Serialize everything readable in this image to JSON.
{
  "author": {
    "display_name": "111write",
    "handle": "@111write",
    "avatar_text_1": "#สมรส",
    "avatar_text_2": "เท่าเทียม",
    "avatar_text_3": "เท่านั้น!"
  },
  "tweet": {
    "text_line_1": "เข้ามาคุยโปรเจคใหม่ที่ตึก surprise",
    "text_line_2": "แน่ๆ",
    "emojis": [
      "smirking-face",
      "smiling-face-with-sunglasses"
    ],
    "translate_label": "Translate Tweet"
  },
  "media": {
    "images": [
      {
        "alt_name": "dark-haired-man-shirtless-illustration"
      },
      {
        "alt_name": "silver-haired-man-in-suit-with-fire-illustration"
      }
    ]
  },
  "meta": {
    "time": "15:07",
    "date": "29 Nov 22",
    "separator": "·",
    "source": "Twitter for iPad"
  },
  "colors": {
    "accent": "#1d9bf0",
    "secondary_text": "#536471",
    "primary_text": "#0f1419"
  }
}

---

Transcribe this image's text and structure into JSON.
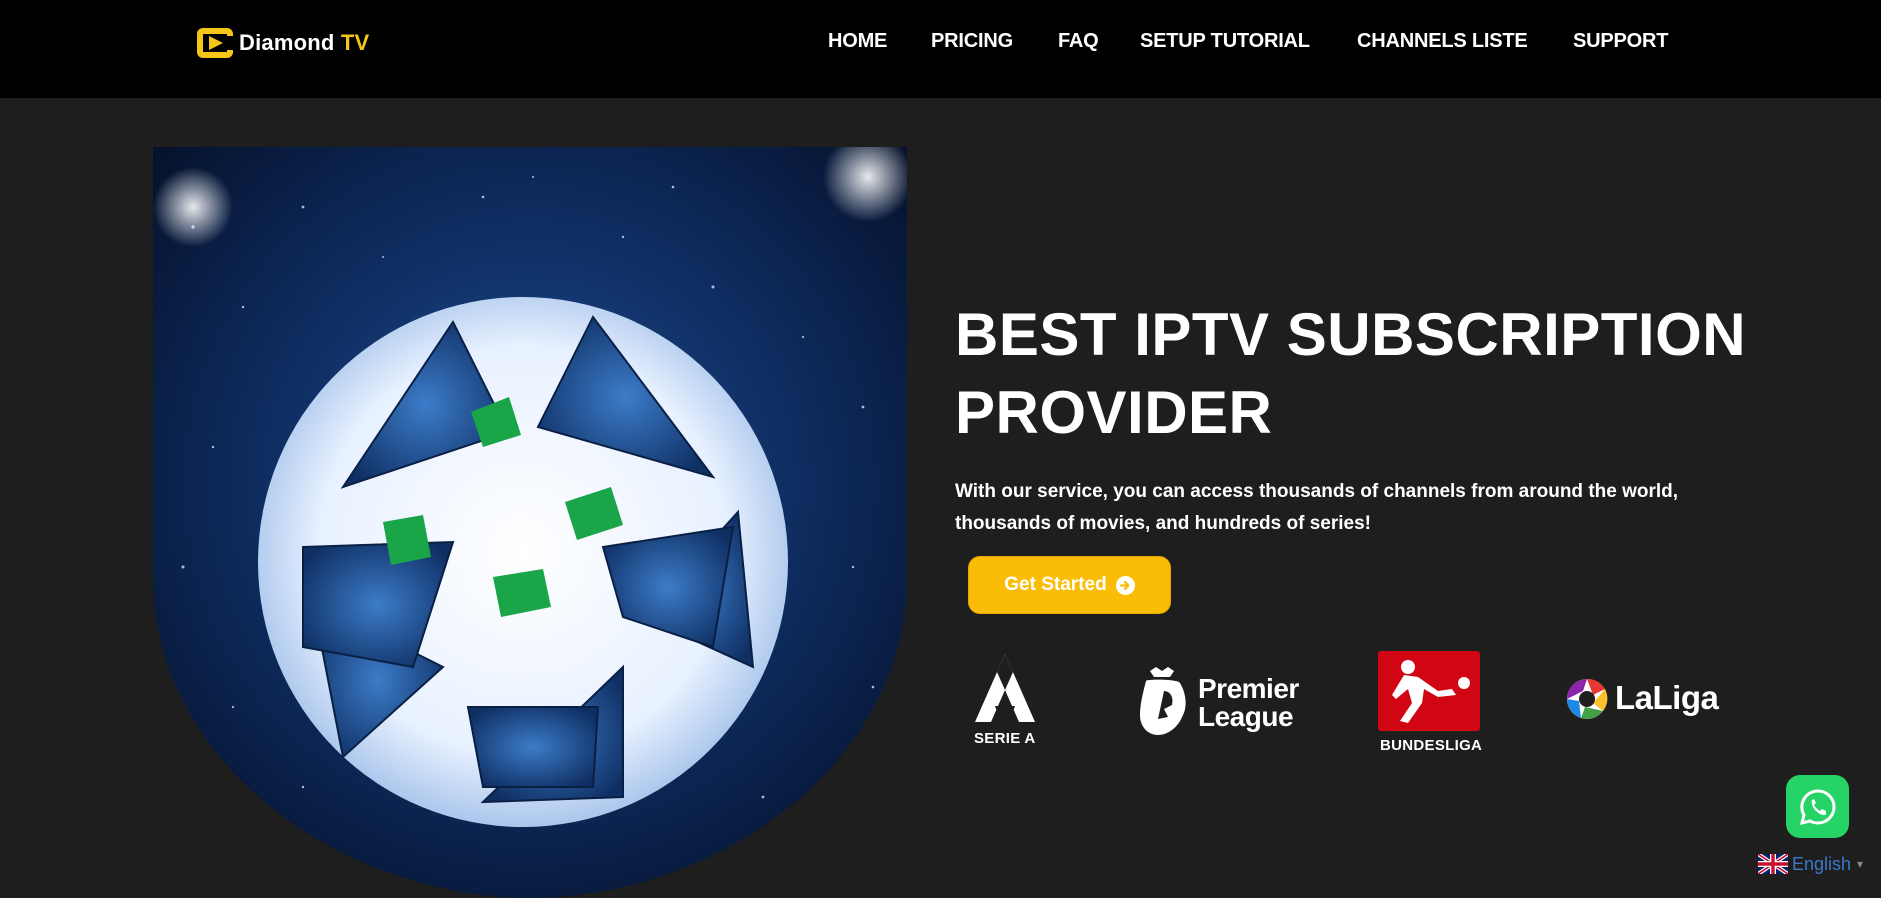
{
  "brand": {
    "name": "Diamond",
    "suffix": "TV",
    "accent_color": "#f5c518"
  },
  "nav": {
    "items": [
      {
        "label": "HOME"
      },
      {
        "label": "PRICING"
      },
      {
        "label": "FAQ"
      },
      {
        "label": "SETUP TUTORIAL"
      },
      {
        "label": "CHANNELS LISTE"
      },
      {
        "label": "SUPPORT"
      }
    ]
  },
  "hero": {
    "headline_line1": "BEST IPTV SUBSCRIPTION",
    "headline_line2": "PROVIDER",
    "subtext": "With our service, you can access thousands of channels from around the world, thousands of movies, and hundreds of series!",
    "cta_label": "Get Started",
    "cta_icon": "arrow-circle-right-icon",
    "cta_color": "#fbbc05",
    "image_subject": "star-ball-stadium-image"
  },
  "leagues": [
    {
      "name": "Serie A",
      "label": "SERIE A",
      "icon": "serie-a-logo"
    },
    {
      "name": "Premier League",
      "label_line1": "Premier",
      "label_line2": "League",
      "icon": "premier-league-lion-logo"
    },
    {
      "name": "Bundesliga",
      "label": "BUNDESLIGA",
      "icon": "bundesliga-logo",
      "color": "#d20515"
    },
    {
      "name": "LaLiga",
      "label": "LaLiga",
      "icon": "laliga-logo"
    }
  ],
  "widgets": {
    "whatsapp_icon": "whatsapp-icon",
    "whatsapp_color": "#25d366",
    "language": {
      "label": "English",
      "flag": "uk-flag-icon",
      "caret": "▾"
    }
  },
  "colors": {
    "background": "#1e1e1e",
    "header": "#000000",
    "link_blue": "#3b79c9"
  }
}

▶ [INSTRUCTIONS FOR THE TASK] Go through the material and select each line with the string "icon" in it.

▶ [COMPLETED EXERCISE]
    "cta_icon": "arrow-circle-right-icon",
      "icon": "serie-a-logo"
      "icon": "premier-league-lion-logo"
      "icon": "bundesliga-logo",
      "icon": "laliga-logo"
    "whatsapp_icon": "whatsapp-icon",
      "flag": "uk-flag-icon",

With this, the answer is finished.